WHAT IS REQUIRED
Pick out each line containing the string "name" and copy it.

ITEMS

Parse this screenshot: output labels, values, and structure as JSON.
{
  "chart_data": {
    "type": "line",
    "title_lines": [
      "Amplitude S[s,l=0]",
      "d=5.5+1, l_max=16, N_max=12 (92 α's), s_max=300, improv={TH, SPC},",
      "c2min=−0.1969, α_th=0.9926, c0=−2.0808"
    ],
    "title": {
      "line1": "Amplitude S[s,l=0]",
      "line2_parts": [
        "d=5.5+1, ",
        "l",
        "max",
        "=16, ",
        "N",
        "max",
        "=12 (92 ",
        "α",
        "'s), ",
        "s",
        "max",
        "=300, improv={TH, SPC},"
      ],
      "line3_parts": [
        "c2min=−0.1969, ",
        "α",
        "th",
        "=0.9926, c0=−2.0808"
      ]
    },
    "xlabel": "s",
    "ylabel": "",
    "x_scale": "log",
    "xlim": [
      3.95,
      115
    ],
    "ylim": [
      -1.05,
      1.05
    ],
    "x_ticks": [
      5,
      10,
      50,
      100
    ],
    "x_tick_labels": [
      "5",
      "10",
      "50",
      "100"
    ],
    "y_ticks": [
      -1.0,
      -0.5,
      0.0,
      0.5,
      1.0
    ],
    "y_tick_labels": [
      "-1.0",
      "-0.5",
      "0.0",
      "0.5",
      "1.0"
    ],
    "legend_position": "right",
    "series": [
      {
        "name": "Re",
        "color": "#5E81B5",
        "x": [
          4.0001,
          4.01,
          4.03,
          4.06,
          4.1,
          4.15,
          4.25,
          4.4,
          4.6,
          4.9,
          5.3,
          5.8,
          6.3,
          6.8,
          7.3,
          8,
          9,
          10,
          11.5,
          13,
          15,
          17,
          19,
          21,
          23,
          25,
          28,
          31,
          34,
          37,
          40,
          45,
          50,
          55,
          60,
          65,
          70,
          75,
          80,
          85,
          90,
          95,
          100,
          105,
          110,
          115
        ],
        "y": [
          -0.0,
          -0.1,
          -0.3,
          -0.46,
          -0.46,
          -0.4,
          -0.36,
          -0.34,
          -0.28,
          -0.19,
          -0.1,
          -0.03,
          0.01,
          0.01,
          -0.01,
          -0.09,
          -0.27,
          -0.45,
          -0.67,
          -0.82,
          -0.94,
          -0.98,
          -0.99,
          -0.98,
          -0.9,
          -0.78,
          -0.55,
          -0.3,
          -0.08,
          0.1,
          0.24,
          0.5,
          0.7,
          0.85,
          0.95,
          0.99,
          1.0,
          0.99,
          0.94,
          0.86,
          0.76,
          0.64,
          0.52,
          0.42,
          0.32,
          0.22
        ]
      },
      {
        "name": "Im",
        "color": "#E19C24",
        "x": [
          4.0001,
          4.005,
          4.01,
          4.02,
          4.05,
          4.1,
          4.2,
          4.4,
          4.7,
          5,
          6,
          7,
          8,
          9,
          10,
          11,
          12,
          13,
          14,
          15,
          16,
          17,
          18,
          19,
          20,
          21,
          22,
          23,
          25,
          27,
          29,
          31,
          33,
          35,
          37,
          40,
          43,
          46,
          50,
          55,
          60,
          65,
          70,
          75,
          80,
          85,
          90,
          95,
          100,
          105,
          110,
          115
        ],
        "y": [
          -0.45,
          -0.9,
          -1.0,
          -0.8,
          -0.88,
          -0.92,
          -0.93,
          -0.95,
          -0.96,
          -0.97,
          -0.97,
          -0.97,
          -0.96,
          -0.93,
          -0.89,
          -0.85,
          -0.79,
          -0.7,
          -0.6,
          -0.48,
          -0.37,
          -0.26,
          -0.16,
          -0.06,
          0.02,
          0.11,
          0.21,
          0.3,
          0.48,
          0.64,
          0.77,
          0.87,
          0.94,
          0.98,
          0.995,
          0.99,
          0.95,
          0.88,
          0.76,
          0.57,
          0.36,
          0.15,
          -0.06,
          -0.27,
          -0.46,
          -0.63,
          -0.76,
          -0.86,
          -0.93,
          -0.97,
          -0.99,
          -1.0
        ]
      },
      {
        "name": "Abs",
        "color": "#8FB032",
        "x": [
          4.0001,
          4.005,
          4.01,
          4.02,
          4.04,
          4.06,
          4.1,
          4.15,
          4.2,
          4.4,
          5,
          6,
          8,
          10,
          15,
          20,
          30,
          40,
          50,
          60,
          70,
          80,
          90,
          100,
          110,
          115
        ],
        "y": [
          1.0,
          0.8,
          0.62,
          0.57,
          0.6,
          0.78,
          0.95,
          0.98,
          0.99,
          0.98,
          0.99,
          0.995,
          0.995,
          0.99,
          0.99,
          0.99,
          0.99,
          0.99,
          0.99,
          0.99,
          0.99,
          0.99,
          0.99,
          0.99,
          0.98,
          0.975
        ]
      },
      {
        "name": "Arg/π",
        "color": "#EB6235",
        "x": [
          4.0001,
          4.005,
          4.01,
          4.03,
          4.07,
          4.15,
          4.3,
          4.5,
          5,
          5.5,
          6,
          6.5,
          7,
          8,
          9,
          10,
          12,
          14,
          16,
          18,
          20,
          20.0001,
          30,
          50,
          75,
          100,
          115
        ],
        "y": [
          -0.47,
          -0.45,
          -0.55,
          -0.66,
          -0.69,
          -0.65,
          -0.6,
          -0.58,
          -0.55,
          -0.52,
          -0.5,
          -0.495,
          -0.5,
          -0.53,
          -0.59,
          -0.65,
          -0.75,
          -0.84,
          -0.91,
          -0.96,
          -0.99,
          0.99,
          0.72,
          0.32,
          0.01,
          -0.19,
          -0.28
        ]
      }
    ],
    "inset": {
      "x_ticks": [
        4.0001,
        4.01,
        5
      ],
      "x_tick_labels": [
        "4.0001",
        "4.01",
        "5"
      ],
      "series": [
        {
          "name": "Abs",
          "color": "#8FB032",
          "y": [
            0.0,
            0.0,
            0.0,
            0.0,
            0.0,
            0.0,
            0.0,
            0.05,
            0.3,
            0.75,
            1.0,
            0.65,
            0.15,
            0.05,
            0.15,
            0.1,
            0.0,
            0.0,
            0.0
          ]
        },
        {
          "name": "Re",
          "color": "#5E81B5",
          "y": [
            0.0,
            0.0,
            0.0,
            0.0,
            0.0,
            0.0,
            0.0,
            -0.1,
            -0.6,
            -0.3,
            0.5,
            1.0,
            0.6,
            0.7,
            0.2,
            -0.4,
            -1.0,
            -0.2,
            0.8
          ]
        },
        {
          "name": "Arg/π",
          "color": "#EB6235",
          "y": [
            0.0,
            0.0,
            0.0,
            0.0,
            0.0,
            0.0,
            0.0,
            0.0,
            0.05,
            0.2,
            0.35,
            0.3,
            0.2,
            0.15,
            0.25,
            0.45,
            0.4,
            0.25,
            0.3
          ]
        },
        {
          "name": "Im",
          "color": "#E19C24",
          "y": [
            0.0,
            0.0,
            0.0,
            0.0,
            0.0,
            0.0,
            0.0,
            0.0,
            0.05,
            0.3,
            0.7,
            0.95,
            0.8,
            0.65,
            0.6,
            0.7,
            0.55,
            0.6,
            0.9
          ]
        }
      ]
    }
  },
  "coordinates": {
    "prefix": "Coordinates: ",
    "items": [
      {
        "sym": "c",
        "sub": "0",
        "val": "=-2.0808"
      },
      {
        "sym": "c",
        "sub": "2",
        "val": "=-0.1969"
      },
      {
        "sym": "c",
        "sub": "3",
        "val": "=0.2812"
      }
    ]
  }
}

SOLUTION TO THE PROBLEM
        "name": "Re",
        "name": "Im",
        "name": "Abs",
        "name": "Arg/π",
          "name": "Abs",
          "name": "Re",
          "name": "Arg/π",
          "name": "Im",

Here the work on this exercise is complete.